SANAA: Forces loyal to the embattled Yemeni president killed 20 protesters as they dispersed a sit-in in Taez, an organizer said on Monday, as suspected Al-Qaeda gunmen killed six soldiers in the south.
Security service agents backed by army and Republican Guard troops stormed the protest against President Ali Abdullah Saleh in Freedom Square in the centre of Yemen’s second-largest city during the night, shooting at the demonstrators and setting fire to their tents, protesters said.
"At least 20 protesters have been killed," one of the protest organizers said.
Troops backed by tanks stormed a field hospital and detained 37 of the wounded receiving treatment there, among hundreds of people rounded up as security forces pursued the protesters into nearby streets, medics and organizers said.
"This was a massacre. The situation is miserable. They have dragged the wounded off to detention centers from the streets," activist Bushra Al-Maqtari told AFP.
Protesters said that the square had been entirely cleared, while security forces stormed a nearby hotel and arrested several journalists.
The Common Forum opposition coalition condemned the "crimes against humanity" committed by Saleh’s "remaining military and security forces and armed militias."
It warned the veteran president he would be "held personally responsible for his continued crimes against the people."
"These crimes do not get forgotten with time. They are being monitored and documented, and those who have committed them, and who provided arms and money, will not escape justice."
The four-month-old sit-in in Taez was the longest-running protest against Saleh’s rule.
The clashes erupted on Sunday evening outside a nearby police station as some 3,000 people gathered to demand the release of a detained protester.
Police fired warning shots then fired into the crowd when the demonstrators refused to leave, a local committee of the "Youth of the Revolution" group said.

* **DATA EXTRACT**:

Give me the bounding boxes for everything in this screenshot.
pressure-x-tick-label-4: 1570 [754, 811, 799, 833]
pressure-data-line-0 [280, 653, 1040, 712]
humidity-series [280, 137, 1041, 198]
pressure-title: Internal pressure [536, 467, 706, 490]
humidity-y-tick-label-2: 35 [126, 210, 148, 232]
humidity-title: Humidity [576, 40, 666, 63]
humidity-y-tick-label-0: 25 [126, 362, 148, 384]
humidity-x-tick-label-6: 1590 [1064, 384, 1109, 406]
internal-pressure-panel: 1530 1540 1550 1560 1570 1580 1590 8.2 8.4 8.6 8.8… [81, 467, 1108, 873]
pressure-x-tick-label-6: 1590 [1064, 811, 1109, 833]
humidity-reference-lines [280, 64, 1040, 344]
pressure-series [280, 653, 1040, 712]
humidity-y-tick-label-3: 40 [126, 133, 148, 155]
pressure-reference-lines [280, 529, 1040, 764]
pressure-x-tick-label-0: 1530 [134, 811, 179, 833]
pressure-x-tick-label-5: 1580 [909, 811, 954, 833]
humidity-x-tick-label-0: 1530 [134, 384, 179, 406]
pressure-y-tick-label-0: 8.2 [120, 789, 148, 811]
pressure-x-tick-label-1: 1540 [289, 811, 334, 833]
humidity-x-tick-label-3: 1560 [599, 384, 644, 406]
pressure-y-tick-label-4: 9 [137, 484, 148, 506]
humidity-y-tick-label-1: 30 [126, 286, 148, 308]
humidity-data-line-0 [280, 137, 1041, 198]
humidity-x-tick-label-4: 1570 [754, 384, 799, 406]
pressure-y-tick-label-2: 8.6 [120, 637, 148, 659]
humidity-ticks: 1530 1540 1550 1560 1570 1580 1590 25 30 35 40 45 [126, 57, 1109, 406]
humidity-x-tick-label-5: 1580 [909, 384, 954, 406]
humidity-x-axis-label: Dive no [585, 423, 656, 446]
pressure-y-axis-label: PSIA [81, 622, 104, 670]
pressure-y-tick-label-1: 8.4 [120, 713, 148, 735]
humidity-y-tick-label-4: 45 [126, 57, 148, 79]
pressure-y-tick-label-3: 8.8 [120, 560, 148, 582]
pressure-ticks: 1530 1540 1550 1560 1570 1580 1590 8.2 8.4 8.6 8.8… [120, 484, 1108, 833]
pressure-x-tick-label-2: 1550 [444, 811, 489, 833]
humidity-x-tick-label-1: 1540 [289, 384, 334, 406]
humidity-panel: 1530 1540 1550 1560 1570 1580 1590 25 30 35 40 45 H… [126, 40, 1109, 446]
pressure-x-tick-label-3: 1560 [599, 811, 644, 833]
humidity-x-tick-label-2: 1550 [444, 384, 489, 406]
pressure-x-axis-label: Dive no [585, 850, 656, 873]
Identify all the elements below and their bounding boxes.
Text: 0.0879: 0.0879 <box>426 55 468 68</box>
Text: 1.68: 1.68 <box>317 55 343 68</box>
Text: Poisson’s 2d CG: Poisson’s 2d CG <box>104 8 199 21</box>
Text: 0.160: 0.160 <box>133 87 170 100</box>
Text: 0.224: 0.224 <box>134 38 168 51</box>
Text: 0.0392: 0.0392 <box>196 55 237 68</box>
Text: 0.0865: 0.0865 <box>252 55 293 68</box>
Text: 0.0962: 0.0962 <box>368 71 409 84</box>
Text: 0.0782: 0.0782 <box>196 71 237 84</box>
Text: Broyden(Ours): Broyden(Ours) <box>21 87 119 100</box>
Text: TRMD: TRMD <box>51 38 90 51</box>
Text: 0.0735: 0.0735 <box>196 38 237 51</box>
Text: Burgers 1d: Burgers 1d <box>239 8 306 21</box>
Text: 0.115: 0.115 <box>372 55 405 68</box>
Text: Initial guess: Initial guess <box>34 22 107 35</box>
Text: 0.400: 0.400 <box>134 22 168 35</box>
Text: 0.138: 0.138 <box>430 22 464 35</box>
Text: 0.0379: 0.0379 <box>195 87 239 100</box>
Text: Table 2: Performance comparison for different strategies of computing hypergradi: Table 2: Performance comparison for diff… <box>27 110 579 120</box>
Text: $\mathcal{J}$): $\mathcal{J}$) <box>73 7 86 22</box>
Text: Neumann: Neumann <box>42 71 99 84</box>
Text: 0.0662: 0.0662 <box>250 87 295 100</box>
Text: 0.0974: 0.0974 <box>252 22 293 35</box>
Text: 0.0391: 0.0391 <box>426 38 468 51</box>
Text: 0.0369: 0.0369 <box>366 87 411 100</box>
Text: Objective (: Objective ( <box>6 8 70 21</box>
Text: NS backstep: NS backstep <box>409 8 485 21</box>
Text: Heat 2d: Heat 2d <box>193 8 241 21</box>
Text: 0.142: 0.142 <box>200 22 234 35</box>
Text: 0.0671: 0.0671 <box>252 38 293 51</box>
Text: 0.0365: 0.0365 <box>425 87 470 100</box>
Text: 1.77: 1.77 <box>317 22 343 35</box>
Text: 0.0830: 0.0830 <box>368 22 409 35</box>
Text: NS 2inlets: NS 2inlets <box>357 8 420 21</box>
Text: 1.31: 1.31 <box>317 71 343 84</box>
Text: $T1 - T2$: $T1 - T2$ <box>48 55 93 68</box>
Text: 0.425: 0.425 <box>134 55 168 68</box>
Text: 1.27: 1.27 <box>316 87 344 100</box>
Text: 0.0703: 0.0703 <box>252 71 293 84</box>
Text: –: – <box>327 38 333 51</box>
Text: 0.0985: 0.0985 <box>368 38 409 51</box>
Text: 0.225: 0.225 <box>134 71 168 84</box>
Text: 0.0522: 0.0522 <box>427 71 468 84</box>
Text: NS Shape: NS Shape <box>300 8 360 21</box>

* **WORK REQUIRED**: Continue the news report on the deadly crackdown on the Taez sit-in, starting after its last sentence.

* **SOLVED PROBLEM**:
On March 18, 52 people died when regime loyalists attempted to break up a similar protest against Saleh’s rule in University Square in the capital Sanaa. The president declared a state of emergency after the bloodshed.
More than 200 demonstrators have been killed since the protests first erupted in Yemen. Scores more have died in armed clashes between loyalist troops and dissident tribesmen.
In the south, meanwhile, suspected Al-Qaeda militants killed six Yemeni soldiers, an army officer and a security official said.
The officer said that two soldiers from the 25th mechanized brigade, the headquarters of which is under siege in Zinjibar, were killed by a rocket-propelled grenade.
The security official said that militants ambushed a military convoy outside Zinjibar during the night, killing four soldiers. At least seven soldiers were wounded, a medic said.
A security official said on Sunday that suspected Al-Qaeda gunmen had taken control of most of Zinjibar, the capital of Abyan province, in three days of fighting during which officials and medics said at least 21 people were killed.
Witnesses said that aircraft were carrying out strikes on suspected Al-Qaeda positions to the east of the city on Monday, while there were also unconfirmed reports of naval shelling in the area of Zinjibar, which sits a few kilometers (miles) from the coast.
Four suspected Al-Qaeda fighters were killed in overnight fighting in Zinjibar, another security source said, but a source close to the gunmen who control much of the city said that only two were killed.
Dissident army commanders accused Saleh of surrendering the province to "terrorists."
The Common Forum charged that he had "delivered Zinjibar to groups that he has formed and armed, to continue to utilize the specter of Al-Qaeda to frighten regional and international parties."
The opposition grouping signed up to a deal brokered by impoverished Yemen’s wealthy Gulf neighbors under which Saleh, in power since 1978, would hand power to the vice president within 30 days in return for a promise of immunity from prosecution.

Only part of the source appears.